The input:
━━━━━━━━━━━━━━━━━━━━

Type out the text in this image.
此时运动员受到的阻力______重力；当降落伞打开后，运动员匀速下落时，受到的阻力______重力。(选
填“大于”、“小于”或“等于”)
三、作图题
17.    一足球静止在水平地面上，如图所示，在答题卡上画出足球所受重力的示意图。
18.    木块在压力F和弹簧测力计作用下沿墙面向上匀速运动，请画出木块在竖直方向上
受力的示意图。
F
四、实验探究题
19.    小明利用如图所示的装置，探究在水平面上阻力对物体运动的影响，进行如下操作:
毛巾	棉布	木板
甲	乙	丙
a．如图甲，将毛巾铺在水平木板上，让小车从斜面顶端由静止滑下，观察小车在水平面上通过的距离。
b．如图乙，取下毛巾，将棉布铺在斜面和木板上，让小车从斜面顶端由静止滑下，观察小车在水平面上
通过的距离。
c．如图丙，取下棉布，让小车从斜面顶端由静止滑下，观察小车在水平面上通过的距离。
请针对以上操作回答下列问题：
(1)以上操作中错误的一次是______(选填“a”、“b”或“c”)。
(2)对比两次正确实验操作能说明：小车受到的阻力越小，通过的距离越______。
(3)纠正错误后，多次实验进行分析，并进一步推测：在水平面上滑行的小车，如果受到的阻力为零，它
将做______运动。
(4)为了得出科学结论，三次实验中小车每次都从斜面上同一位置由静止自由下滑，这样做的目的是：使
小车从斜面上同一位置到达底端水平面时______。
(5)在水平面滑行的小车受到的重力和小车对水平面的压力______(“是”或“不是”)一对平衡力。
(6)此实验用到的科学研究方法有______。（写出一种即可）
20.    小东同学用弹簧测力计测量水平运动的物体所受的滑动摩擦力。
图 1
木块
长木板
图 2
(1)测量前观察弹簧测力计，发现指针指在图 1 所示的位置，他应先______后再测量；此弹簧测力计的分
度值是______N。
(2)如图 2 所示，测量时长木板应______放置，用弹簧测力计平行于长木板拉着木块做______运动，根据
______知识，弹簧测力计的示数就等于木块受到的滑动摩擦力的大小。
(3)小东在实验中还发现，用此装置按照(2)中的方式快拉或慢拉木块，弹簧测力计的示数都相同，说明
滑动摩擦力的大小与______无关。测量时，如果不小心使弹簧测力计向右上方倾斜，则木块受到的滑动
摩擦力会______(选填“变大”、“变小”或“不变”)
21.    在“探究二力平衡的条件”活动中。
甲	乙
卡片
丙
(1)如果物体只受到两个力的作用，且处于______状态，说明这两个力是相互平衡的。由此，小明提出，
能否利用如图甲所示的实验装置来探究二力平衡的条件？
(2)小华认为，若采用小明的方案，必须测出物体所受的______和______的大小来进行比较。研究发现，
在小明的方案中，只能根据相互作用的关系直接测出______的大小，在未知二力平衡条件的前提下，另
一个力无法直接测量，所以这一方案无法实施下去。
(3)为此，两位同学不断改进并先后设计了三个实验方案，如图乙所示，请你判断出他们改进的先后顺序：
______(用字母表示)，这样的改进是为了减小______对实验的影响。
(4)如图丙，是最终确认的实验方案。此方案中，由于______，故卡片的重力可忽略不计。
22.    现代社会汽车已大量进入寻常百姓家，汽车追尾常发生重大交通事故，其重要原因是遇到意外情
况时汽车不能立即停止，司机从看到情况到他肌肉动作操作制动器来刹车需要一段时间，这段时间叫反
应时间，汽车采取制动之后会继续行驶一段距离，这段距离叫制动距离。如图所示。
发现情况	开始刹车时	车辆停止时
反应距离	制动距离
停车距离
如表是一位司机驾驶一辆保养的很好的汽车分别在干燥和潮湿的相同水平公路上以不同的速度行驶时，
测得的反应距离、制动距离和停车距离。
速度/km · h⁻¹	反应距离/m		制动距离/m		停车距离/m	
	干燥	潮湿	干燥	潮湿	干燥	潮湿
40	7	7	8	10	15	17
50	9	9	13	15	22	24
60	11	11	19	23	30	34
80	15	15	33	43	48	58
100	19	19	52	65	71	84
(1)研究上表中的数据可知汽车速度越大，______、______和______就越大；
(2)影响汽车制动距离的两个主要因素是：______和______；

━━━━━━━━━━━━━━━━━━━━

Objective:
Pull out every line of the records above that contains the word "观察小车在水平面上通过的距离".

Reply:
a．如图甲，将毛巾铺在水平木板上，让小车从斜面顶端由静止滑下，观察小车在水平面上通过的距离。
c．如图丙，取下棉布，让小车从斜面顶端由静止滑下，观察小车在水平面上通过的距离。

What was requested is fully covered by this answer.